Sort through the data and copy the lines holding the word "Tercera".

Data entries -
= = = =

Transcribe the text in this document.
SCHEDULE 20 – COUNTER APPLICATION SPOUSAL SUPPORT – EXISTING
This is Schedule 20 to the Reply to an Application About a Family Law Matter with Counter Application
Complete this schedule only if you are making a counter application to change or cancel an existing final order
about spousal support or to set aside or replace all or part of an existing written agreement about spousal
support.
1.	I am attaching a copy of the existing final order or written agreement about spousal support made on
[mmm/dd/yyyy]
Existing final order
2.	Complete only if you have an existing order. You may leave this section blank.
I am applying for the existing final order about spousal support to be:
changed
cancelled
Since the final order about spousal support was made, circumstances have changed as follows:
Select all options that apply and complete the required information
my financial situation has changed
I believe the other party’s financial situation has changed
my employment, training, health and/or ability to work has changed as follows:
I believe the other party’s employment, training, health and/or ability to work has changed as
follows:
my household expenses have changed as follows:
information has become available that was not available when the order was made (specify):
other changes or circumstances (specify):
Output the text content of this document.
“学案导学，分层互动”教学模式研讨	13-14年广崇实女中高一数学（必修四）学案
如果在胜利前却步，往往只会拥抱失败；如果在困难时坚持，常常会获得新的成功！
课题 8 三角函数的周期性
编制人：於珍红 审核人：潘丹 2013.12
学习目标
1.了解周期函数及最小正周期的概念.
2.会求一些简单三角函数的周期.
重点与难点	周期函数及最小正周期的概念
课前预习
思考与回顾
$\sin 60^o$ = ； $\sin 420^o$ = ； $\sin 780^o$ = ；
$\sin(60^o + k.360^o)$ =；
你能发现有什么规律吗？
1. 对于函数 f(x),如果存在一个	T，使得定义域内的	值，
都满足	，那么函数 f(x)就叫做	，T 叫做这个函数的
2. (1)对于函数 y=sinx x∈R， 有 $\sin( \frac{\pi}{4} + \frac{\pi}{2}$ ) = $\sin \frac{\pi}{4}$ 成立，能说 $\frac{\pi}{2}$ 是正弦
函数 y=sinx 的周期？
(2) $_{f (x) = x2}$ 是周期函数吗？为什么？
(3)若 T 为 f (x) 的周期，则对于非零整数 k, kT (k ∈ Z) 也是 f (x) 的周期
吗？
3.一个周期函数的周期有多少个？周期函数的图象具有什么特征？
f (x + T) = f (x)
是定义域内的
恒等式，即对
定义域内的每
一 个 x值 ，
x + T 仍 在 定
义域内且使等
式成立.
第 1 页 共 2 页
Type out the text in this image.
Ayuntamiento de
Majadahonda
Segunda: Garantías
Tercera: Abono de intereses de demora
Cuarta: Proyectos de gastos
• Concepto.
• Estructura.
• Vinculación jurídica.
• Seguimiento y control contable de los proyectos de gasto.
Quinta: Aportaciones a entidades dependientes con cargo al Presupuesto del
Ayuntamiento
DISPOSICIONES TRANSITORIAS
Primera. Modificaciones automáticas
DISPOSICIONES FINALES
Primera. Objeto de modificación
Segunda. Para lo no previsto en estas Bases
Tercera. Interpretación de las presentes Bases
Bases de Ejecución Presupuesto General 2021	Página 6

= = = =

SOLUTION FOR THIS PROBLEM -
Tercera: Abono de intereses de demora
Tercera. Interpretación de las presentes Bases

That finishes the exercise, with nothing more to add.